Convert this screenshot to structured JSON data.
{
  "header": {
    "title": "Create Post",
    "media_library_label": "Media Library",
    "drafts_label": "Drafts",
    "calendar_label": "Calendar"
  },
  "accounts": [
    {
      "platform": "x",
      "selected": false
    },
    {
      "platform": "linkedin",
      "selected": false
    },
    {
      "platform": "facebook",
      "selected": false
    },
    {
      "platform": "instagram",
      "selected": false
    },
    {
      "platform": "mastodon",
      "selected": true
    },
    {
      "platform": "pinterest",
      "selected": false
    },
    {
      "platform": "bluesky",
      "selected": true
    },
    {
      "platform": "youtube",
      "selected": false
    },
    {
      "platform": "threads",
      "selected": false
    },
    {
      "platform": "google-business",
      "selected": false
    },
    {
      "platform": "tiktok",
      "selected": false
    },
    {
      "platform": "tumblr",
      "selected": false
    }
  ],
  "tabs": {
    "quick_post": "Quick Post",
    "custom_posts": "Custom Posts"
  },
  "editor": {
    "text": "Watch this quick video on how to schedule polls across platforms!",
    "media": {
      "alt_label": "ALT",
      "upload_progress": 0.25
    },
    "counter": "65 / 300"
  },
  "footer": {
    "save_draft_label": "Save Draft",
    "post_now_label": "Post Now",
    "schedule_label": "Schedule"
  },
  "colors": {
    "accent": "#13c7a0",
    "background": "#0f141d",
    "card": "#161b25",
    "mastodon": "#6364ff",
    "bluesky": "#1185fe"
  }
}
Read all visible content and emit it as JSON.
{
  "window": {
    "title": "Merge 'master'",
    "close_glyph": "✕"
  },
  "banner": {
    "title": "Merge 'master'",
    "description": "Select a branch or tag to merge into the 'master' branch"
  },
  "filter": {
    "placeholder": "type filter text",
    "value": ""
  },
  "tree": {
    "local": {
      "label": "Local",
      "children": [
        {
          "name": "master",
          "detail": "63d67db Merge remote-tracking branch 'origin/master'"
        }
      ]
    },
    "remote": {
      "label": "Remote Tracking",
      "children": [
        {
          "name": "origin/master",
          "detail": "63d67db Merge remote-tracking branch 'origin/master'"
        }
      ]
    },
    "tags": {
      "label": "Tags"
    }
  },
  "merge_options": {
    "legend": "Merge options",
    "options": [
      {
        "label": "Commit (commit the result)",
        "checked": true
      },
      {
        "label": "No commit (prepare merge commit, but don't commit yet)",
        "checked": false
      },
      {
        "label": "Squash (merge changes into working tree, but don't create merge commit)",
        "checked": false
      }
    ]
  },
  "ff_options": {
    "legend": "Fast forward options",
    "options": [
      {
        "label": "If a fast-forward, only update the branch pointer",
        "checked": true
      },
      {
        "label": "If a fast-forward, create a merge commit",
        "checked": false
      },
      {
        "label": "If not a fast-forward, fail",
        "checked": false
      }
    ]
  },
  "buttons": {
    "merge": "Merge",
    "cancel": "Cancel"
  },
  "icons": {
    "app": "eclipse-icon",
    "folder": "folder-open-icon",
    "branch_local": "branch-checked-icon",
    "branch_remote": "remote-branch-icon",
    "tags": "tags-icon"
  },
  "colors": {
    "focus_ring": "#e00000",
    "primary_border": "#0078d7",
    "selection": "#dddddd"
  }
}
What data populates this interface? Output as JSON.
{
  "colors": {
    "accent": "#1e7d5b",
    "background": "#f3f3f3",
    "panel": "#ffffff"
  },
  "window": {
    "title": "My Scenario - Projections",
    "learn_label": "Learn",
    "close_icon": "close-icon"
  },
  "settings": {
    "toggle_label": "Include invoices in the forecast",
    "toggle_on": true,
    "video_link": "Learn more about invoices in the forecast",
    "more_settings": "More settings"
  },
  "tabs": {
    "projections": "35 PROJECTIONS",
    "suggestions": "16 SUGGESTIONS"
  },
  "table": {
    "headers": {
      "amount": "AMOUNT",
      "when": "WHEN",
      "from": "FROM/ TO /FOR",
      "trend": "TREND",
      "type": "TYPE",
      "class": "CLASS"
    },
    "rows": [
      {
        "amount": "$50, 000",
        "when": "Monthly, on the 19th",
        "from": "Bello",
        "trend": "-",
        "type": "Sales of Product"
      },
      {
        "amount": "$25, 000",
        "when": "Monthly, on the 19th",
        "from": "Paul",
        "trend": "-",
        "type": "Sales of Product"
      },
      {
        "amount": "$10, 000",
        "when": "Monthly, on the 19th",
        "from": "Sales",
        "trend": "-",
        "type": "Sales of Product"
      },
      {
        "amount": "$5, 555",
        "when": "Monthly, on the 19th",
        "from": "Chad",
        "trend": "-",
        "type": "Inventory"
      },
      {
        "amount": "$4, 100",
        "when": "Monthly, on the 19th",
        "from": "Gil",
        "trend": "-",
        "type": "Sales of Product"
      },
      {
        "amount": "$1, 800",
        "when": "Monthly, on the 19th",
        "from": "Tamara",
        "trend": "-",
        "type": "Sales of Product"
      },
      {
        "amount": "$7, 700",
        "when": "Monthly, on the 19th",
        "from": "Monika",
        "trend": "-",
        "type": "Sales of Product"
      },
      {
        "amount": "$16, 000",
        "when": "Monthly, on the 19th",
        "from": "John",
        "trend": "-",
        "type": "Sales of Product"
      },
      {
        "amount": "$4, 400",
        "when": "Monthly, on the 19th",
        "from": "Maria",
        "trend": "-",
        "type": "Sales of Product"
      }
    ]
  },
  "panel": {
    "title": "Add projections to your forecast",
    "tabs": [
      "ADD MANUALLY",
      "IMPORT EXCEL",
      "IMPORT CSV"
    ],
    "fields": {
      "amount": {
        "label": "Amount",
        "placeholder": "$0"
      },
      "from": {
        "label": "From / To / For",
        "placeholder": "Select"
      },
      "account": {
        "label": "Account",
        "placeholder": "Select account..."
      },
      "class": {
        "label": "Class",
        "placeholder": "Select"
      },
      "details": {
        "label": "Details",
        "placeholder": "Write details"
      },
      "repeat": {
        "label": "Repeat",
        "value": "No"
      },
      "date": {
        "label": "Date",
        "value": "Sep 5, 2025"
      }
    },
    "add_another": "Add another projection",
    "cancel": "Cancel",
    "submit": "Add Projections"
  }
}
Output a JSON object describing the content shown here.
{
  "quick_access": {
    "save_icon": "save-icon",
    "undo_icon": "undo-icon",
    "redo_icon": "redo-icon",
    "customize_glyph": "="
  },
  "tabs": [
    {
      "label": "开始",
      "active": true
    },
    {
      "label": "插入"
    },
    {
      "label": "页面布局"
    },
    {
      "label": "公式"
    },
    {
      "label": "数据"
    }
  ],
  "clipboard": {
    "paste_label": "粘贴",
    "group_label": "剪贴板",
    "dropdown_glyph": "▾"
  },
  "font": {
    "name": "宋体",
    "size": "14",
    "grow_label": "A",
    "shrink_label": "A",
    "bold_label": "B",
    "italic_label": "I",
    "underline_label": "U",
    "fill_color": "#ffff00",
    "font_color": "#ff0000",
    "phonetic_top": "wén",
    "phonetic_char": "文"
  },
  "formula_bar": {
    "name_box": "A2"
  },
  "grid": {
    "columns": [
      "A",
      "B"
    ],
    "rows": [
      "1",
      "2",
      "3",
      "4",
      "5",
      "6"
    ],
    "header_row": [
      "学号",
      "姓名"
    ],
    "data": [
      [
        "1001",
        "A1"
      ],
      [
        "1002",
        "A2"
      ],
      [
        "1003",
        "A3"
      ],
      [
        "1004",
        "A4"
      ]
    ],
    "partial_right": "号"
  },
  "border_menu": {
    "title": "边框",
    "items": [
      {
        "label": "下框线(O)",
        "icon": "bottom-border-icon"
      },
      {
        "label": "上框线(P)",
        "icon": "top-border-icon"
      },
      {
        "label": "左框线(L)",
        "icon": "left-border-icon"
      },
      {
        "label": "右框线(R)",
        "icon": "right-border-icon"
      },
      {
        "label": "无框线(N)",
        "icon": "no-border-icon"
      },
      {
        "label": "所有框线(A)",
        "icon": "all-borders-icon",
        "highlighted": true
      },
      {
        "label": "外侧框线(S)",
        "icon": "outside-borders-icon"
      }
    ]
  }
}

Required task >> Find "background". Copy every line it occurs in.

Exercise response >>
    "background": "#0f141d",
    "background": "#f3f3f3",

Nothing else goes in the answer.